Exercise details » Pick out every line holding the string "durable" and copy it.

Given records »
____

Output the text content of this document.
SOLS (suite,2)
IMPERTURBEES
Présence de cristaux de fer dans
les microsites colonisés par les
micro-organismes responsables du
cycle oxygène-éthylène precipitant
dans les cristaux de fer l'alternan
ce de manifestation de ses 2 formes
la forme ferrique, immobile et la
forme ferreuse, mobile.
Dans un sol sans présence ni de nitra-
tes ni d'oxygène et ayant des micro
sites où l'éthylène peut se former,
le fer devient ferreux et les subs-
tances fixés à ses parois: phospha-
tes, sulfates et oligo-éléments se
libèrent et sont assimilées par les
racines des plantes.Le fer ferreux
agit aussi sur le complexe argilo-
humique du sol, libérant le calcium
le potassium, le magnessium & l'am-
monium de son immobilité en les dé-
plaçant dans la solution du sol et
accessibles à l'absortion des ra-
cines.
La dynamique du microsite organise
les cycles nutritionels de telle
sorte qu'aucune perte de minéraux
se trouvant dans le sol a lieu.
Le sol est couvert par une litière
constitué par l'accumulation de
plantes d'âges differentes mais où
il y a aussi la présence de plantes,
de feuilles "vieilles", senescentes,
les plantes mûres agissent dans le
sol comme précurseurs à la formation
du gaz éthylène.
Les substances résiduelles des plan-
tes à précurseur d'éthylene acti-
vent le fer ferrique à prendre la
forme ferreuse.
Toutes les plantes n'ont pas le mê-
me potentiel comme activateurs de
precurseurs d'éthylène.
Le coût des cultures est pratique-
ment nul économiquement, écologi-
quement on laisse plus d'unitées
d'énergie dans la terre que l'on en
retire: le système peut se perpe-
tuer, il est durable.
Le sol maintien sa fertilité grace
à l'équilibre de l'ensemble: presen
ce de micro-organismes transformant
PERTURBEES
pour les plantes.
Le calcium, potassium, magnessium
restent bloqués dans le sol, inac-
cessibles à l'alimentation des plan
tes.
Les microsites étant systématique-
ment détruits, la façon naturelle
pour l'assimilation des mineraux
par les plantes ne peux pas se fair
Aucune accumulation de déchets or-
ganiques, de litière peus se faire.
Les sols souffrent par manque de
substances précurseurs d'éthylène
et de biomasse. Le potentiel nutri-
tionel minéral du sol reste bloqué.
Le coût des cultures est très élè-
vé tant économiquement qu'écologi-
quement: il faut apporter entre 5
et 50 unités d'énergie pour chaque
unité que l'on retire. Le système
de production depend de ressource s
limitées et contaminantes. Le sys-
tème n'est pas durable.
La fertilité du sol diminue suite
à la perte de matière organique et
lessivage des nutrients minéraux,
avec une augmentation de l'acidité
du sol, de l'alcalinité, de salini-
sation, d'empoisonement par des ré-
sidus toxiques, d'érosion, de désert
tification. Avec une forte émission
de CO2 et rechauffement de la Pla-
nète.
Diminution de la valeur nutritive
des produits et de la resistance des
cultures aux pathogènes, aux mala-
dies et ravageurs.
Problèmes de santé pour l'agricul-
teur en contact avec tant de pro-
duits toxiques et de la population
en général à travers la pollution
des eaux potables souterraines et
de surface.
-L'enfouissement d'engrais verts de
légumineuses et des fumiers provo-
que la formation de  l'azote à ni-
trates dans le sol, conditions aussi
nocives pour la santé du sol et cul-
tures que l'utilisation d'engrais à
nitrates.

____

Solution for this task »
tuer, il est durable.
tème n'est pas durable.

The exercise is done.